## Records supplied
****

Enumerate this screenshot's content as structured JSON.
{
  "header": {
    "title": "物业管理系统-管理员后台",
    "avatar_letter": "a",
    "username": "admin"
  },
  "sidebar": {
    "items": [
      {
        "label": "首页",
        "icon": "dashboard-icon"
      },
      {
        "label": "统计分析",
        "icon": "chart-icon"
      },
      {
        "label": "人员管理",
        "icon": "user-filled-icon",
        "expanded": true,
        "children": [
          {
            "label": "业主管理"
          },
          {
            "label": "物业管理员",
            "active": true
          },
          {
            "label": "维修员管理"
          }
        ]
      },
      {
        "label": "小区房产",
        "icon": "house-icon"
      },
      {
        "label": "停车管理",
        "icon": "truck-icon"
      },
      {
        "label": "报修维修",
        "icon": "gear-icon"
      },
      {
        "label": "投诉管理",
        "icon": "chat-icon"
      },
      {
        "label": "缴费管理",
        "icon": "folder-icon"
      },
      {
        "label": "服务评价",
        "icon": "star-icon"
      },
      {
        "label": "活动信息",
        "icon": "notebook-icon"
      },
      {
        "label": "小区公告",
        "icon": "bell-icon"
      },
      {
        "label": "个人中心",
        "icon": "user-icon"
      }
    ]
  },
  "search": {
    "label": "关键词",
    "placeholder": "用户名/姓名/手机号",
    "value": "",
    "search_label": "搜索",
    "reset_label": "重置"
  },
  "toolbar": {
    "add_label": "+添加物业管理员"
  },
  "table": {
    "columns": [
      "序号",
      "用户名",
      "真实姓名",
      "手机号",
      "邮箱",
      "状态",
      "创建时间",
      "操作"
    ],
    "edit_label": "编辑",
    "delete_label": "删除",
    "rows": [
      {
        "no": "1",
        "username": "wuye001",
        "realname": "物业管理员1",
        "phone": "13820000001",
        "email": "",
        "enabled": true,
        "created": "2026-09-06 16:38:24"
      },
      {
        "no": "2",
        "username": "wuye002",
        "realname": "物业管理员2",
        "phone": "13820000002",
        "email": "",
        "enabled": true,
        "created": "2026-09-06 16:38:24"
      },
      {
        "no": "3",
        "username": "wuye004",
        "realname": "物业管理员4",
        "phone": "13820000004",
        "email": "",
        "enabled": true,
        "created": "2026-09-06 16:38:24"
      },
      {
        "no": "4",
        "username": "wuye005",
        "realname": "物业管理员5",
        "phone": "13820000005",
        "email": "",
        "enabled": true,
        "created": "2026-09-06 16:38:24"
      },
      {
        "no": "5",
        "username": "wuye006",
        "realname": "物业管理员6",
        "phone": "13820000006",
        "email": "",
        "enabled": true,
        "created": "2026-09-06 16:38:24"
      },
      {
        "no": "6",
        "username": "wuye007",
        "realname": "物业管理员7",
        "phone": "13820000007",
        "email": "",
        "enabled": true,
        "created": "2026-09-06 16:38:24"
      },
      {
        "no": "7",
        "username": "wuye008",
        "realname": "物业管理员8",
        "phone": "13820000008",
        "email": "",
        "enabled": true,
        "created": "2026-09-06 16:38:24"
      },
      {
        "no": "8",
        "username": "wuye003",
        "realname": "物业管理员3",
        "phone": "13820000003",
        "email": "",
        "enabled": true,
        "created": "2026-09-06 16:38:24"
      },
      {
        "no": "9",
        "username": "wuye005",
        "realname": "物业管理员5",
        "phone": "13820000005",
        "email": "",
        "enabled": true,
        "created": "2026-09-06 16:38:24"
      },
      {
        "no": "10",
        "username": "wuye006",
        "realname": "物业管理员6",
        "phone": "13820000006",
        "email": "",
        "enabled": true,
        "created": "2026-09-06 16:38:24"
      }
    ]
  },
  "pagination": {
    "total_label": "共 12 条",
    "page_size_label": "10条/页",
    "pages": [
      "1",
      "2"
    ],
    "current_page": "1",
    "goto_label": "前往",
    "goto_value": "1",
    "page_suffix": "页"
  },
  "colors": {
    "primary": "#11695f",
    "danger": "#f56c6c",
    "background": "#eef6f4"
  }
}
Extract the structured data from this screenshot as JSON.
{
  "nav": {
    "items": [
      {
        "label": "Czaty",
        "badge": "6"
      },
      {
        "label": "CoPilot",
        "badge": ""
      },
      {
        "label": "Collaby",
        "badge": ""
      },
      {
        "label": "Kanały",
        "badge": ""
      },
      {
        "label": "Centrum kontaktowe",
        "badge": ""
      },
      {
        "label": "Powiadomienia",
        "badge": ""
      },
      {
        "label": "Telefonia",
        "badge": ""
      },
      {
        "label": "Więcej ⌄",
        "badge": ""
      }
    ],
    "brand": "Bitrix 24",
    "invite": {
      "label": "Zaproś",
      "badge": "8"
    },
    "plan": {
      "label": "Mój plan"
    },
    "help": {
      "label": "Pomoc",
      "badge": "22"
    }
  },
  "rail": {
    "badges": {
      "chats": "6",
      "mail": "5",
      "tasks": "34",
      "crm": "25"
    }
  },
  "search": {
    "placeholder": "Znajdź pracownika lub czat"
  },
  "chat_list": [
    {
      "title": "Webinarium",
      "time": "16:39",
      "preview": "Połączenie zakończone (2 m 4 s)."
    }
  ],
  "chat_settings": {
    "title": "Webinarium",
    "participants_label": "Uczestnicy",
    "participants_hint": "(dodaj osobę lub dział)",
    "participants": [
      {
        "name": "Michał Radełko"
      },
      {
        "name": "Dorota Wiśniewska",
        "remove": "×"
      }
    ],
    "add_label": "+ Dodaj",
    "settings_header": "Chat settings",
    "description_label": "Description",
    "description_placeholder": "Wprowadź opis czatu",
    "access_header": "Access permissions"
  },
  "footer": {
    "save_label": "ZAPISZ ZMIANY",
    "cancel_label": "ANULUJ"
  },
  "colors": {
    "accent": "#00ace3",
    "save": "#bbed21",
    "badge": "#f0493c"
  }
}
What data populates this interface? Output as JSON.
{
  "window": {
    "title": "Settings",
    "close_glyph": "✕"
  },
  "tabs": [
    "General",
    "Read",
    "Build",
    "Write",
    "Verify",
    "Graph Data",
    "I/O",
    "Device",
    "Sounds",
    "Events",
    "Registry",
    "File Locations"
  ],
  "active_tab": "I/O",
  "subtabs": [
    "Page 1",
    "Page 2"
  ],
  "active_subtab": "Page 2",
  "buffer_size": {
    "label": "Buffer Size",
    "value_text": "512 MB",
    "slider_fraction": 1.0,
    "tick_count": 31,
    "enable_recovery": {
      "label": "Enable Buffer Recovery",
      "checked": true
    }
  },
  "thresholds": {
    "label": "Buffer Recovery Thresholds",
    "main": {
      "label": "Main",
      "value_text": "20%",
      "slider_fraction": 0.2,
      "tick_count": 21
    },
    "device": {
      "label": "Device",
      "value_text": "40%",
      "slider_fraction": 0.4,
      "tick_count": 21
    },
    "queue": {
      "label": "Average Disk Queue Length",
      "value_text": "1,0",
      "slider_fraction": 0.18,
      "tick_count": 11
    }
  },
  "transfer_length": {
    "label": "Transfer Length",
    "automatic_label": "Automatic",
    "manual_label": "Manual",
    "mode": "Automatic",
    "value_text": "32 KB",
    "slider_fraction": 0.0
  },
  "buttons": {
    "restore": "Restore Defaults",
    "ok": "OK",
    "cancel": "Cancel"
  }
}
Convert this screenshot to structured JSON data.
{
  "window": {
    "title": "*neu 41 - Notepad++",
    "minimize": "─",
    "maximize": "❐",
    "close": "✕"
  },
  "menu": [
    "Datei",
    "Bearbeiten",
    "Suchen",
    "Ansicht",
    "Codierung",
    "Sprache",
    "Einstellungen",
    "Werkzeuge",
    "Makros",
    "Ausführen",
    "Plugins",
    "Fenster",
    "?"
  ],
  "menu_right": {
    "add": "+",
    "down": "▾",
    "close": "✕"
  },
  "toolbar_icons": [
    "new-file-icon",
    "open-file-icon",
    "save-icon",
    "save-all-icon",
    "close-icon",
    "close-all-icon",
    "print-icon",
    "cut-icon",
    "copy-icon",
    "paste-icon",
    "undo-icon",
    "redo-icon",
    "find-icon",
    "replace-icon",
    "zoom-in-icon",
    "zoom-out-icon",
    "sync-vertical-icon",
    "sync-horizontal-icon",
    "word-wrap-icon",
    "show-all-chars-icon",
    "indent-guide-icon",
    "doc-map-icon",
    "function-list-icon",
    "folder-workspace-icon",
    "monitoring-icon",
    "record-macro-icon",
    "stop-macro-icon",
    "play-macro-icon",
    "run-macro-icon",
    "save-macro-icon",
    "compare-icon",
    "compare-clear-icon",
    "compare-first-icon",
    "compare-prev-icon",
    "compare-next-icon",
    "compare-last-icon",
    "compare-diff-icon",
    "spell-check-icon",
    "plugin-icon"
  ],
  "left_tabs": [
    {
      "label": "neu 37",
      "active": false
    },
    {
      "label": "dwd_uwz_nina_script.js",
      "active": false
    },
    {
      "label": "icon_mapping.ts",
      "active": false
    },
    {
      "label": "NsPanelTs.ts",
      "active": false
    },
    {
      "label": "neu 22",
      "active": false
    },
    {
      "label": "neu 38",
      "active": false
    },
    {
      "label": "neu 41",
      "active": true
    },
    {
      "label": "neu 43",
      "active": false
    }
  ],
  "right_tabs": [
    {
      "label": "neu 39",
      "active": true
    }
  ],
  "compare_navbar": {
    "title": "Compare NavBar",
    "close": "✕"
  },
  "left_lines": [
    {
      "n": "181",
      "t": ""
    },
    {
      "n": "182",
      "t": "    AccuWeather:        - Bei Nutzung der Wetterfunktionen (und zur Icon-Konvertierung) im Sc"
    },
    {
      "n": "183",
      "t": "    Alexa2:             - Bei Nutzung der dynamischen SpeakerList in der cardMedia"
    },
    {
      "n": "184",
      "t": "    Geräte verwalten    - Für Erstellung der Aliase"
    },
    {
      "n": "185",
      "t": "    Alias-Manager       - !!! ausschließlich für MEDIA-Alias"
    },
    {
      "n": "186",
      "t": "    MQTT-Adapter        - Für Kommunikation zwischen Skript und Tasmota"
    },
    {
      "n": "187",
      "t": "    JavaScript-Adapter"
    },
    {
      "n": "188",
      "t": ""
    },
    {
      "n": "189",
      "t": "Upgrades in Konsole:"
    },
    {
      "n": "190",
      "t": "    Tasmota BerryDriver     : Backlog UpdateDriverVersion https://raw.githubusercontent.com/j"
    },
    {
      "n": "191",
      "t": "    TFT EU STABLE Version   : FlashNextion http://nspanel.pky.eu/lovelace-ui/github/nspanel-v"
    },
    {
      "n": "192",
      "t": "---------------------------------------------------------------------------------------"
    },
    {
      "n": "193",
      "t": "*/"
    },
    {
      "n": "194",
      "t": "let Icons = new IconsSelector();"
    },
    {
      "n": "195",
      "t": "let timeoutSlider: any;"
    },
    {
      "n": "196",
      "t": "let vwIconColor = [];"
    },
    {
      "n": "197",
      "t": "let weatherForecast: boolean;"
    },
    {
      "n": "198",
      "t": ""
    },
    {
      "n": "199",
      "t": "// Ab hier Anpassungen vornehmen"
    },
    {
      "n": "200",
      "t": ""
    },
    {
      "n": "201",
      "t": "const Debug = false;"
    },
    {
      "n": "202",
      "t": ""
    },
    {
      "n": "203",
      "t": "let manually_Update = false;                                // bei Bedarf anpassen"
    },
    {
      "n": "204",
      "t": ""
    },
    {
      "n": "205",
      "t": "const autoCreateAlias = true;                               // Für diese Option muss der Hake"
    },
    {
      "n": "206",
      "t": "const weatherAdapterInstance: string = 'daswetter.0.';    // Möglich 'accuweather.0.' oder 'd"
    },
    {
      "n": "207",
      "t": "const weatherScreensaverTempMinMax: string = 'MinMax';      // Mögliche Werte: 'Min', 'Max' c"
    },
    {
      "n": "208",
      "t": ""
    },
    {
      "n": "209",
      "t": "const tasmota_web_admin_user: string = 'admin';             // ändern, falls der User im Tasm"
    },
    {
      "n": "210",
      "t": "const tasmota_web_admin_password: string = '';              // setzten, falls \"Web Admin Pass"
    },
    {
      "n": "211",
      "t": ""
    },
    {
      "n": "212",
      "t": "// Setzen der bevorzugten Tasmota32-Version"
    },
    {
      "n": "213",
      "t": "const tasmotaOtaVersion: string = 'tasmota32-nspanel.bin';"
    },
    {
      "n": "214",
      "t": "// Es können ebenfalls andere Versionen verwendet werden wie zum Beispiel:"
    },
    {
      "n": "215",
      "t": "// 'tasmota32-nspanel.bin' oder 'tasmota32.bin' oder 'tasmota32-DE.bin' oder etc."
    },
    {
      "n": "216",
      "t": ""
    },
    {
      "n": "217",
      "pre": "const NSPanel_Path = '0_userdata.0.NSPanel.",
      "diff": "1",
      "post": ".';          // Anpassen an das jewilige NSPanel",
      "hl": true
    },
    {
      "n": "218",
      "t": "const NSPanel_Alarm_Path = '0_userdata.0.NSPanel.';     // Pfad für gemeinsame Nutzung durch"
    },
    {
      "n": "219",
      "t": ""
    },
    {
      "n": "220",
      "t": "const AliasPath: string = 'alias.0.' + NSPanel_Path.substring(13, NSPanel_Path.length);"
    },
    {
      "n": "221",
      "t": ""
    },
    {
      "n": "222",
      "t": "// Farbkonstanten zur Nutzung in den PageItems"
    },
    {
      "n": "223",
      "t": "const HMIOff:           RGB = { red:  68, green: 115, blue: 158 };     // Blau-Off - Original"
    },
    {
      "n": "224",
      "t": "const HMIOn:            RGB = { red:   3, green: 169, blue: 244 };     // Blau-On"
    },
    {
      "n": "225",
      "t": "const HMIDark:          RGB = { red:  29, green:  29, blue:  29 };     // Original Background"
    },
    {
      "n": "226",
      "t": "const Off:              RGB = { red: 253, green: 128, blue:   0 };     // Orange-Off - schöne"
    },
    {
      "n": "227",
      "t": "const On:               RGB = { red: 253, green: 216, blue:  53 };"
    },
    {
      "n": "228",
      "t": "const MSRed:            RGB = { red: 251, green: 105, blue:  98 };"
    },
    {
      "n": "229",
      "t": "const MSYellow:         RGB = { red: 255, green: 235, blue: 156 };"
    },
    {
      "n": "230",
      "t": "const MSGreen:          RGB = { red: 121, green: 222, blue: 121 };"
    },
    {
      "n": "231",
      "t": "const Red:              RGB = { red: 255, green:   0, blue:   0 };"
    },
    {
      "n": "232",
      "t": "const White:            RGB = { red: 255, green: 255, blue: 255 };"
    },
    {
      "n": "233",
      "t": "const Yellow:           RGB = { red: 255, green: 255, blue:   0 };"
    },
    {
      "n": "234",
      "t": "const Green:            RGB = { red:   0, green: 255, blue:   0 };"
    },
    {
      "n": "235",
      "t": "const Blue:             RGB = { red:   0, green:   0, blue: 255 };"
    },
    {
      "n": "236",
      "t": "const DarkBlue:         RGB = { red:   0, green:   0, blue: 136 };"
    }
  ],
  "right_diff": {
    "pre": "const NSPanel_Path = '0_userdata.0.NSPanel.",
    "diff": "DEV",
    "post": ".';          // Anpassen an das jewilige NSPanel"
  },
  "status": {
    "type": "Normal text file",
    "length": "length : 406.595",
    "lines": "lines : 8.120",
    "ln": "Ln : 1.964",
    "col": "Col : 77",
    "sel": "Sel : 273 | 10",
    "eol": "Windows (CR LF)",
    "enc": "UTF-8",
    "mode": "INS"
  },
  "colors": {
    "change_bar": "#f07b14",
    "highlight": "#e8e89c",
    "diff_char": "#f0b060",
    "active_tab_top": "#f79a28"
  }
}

****

## Objective
Say the number of lines in the listing that hold "oder", with no added words.

## Task output
2